• [The exercise]: Count every line of the listing where the string "Amplitude" occurs, and reply with the count alone.

• [Material provided]:
┏━━

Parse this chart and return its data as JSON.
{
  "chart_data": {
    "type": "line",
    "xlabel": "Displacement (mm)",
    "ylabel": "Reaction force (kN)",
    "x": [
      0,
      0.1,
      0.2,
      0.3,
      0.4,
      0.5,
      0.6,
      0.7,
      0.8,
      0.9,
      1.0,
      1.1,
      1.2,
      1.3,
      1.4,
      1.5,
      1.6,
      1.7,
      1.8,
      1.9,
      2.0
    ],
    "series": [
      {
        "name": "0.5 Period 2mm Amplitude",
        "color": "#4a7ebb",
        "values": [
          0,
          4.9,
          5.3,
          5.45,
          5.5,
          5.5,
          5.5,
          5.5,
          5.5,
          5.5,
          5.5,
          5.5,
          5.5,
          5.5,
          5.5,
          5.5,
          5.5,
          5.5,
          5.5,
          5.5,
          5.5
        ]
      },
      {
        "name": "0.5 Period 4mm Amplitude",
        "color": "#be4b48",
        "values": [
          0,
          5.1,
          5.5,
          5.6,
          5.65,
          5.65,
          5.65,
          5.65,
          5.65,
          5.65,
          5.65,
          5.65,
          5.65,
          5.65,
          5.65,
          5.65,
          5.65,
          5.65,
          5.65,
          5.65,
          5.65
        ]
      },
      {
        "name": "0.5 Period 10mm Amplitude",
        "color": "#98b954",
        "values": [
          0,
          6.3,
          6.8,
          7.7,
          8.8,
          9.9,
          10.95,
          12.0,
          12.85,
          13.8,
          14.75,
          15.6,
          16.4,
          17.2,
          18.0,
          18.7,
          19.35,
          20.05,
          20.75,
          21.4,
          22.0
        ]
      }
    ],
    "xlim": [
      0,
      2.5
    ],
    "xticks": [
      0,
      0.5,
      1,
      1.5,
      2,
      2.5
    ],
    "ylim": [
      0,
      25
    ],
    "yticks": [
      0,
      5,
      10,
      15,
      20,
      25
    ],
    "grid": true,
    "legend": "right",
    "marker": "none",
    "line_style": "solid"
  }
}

┗━━
┏━━

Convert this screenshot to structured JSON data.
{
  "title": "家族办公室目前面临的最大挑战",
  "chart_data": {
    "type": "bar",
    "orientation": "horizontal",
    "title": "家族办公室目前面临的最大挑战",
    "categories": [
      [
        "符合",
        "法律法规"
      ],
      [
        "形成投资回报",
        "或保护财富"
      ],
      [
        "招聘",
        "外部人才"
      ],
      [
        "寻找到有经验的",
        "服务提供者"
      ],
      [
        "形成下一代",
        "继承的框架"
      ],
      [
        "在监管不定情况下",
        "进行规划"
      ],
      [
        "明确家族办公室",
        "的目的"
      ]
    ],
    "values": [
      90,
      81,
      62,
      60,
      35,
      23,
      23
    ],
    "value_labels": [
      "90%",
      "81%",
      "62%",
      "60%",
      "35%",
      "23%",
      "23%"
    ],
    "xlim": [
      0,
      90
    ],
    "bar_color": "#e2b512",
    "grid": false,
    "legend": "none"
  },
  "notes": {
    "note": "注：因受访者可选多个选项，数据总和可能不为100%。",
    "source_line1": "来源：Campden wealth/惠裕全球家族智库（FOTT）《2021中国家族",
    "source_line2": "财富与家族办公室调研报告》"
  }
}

┗━━

• [Response below]: 3